- **Exercise goal**: Rewrite all the lines of the records below, putting "plot-area" in place of "plot-frame" and keeping everything else the same.

(Labeled box records)
* * * *

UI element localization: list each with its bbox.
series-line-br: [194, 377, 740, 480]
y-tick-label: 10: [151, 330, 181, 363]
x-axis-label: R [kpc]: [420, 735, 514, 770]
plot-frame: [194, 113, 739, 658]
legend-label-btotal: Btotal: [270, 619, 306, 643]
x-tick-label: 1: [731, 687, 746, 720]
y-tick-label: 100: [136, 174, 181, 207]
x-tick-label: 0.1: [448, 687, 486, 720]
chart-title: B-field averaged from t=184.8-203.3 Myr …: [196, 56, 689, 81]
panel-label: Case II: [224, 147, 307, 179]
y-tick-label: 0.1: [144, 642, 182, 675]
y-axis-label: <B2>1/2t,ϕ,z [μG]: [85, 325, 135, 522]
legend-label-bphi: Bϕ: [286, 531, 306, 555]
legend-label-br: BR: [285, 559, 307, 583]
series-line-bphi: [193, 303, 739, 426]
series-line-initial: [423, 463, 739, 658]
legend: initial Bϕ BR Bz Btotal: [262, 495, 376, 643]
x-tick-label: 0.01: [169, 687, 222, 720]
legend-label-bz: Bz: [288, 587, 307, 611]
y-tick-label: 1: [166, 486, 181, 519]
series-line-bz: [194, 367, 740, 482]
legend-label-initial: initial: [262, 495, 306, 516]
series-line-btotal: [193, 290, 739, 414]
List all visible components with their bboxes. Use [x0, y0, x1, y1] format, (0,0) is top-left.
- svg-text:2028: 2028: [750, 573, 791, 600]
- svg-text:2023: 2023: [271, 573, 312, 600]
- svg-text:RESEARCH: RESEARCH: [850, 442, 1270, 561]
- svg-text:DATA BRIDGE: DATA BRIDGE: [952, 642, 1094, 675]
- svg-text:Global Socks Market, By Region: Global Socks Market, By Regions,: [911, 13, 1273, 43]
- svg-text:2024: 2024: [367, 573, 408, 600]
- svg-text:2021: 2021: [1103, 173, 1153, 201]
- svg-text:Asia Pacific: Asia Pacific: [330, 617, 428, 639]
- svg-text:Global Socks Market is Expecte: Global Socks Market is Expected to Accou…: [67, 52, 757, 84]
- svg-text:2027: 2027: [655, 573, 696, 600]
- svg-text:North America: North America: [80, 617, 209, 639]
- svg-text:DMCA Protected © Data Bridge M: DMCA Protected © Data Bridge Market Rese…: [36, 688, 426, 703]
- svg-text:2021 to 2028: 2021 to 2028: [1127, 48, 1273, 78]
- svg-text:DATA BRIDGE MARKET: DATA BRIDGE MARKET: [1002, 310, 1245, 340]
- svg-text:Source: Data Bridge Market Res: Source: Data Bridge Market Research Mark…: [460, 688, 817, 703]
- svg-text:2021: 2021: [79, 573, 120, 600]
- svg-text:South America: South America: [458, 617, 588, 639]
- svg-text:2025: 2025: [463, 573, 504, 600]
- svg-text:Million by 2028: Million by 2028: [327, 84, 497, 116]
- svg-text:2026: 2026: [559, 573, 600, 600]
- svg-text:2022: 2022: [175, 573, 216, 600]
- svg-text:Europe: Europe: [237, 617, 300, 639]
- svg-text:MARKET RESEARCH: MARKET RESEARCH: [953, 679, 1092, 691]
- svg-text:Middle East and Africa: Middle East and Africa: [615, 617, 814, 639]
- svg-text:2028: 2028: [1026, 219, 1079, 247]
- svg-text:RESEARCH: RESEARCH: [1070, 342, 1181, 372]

* * * *

- **Exercise response**:
UI element localization: list each with its bbox.
series-line-br: [194, 377, 740, 480]
y-tick-label: 10: [151, 330, 181, 363]
x-axis-label: R [kpc]: [420, 735, 514, 770]
plot-area: [194, 113, 739, 658]
legend-label-btotal: Btotal: [270, 619, 306, 643]
x-tick-label: 1: [731, 687, 746, 720]
y-tick-label: 100: [136, 174, 181, 207]
x-tick-label: 0.1: [448, 687, 486, 720]
chart-title: B-field averaged from t=184.8-203.3 Myr …: [196, 56, 689, 81]
panel-label: Case II: [224, 147, 307, 179]
y-tick-label: 0.1: [144, 642, 182, 675]
y-axis-label: <B2>1/2t,ϕ,z [μG]: [85, 325, 135, 522]
legend-label-bphi: Bϕ: [286, 531, 306, 555]
legend-label-br: BR: [285, 559, 307, 583]
series-line-bphi: [193, 303, 739, 426]
series-line-initial: [423, 463, 739, 658]
legend: initial Bϕ BR Bz Btotal: [262, 495, 376, 643]
x-tick-label: 0.01: [169, 687, 222, 720]
legend-label-bz: Bz: [288, 587, 307, 611]
y-tick-label: 1: [166, 486, 181, 519]
series-line-bz: [194, 367, 740, 482]
legend-label-initial: initial: [262, 495, 306, 516]
series-line-btotal: [193, 290, 739, 414]
List all visible components with their bboxes. Use [x0, y0, x1, y1] format, (0,0) is top-left.
- svg-text:2028: 2028: [750, 573, 791, 600]
- svg-text:2023: 2023: [271, 573, 312, 600]
- svg-text:RESEARCH: RESEARCH: [850, 442, 1270, 561]
- svg-text:DATA BRIDGE: DATA BRIDGE: [952, 642, 1094, 675]
- svg-text:Global Socks Market, By Region: Global Socks Market, By Regions,: [911, 13, 1273, 43]
- svg-text:2024: 2024: [367, 573, 408, 600]
- svg-text:2021: 2021: [1103, 173, 1153, 201]
- svg-text:Asia Pacific: Asia Pacific: [330, 617, 428, 639]
- svg-text:Global Socks Market is Expecte: Global Socks Market is Expected to Accou…: [67, 52, 757, 84]
- svg-text:2027: 2027: [655, 573, 696, 600]
- svg-text:North America: North America: [80, 617, 209, 639]
- svg-text:DMCA Protected © Data Bridge M: DMCA Protected © Data Bridge Market Rese…: [36, 688, 426, 703]
- svg-text:2021 to 2028: 2021 to 2028: [1127, 48, 1273, 78]
- svg-text:DATA BRIDGE MARKET: DATA BRIDGE MARKET: [1002, 310, 1245, 340]
- svg-text:Source: Data Bridge Market Res: Source: Data Bridge Market Research Mark…: [460, 688, 817, 703]
- svg-text:2021: 2021: [79, 573, 120, 600]
- svg-text:South America: South America: [458, 617, 588, 639]
- svg-text:2025: 2025: [463, 573, 504, 600]
- svg-text:Million by 2028: Million by 2028: [327, 84, 497, 116]
- svg-text:2026: 2026: [559, 573, 600, 600]
- svg-text:2022: 2022: [175, 573, 216, 600]
- svg-text:Europe: Europe: [237, 617, 300, 639]
- svg-text:MARKET RESEARCH: MARKET RESEARCH: [953, 679, 1092, 691]
- svg-text:Middle East and Africa: Middle East and Africa: [615, 617, 814, 639]
- svg-text:2028: 2028: [1026, 219, 1079, 247]
- svg-text:RESEARCH: RESEARCH: [1070, 342, 1181, 372]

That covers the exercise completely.